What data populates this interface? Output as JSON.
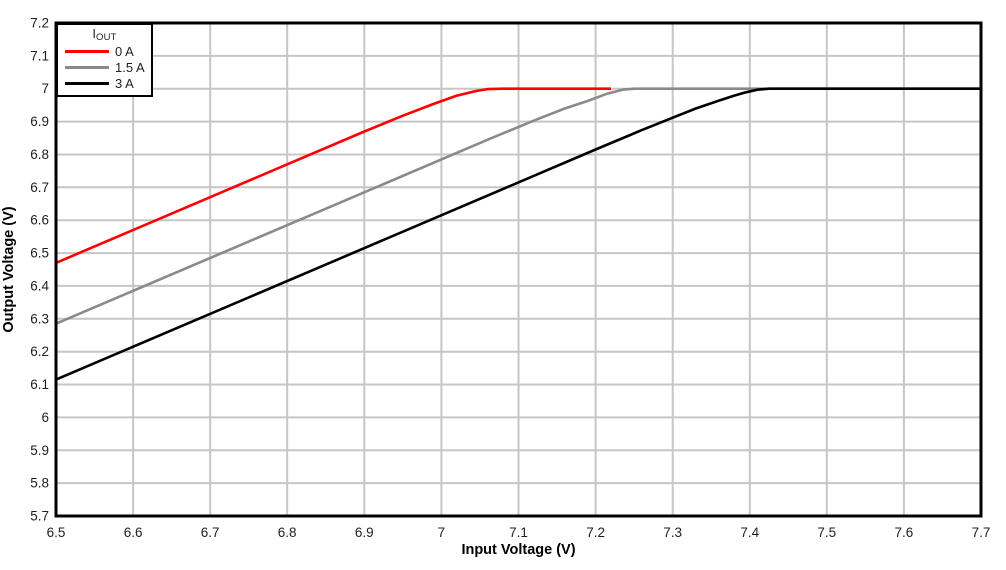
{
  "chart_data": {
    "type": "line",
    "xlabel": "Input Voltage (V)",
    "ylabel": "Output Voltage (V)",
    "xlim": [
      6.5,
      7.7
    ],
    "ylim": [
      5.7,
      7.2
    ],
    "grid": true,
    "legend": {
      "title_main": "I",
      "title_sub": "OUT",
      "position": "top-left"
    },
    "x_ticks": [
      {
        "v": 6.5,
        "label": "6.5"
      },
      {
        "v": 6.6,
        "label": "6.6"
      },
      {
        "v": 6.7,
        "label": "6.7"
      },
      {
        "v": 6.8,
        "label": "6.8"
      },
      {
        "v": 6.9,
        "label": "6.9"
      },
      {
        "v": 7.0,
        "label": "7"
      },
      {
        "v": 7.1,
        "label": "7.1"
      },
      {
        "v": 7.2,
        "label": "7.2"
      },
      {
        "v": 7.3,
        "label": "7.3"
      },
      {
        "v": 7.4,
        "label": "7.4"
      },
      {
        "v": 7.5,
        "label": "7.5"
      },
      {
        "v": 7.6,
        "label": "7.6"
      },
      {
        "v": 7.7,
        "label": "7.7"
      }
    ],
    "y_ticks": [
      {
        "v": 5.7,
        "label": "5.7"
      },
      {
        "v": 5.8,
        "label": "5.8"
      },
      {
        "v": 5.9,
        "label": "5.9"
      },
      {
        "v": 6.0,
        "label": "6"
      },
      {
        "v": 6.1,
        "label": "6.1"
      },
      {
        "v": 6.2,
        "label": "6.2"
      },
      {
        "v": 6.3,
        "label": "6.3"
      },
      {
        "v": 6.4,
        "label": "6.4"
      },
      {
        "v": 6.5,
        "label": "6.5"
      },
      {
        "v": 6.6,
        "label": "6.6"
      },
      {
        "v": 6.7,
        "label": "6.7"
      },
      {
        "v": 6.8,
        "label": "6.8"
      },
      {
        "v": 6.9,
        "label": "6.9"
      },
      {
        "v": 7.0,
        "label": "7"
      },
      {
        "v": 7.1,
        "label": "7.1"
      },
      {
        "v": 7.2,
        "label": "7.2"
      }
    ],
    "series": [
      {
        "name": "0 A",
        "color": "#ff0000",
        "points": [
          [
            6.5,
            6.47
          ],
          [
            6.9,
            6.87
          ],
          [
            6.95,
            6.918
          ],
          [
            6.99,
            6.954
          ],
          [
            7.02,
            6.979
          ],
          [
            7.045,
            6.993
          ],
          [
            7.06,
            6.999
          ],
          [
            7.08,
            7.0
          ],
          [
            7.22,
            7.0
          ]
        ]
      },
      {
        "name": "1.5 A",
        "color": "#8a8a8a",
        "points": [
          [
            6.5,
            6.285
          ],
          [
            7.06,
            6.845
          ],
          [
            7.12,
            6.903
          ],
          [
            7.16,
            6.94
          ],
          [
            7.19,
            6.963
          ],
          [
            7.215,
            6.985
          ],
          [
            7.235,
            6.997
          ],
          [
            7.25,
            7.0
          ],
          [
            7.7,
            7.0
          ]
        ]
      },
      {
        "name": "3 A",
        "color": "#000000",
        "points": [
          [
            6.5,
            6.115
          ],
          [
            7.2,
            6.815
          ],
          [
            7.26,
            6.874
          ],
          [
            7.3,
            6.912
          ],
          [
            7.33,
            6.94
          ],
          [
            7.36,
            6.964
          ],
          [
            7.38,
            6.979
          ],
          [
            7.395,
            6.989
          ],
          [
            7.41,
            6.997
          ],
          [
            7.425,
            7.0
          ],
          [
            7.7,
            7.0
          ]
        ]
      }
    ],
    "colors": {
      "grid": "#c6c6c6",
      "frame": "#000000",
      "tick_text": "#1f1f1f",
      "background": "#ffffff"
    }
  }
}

---

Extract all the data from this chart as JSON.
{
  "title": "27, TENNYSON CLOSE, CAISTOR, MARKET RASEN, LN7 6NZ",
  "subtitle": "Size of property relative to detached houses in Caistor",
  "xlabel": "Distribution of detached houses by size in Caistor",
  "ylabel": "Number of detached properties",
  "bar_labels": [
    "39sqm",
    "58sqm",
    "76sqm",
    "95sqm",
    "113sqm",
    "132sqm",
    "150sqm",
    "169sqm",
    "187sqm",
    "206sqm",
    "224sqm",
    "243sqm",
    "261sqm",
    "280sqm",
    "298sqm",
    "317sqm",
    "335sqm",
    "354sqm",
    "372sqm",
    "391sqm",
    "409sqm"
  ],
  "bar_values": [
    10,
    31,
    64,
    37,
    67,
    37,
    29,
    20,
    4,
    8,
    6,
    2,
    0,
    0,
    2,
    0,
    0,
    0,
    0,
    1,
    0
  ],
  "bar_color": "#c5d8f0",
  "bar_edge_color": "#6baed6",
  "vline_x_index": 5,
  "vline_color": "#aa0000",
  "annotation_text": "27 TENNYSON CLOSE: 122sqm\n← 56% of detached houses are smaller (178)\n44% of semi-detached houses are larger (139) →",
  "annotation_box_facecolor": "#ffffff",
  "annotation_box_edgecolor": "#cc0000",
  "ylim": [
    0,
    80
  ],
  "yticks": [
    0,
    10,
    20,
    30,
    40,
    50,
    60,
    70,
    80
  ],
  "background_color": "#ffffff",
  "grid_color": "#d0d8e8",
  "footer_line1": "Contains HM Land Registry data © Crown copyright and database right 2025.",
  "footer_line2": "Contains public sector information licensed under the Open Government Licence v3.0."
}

### GOAL OF THE EXERCISE:
Go through the listing above and return every line where the word "ffffff" occurs.

### TASK SOLUTION:
      "background": "#ffffff"
  "annotation_box_facecolor": "#ffffff",
  "background_color": "#ffffff",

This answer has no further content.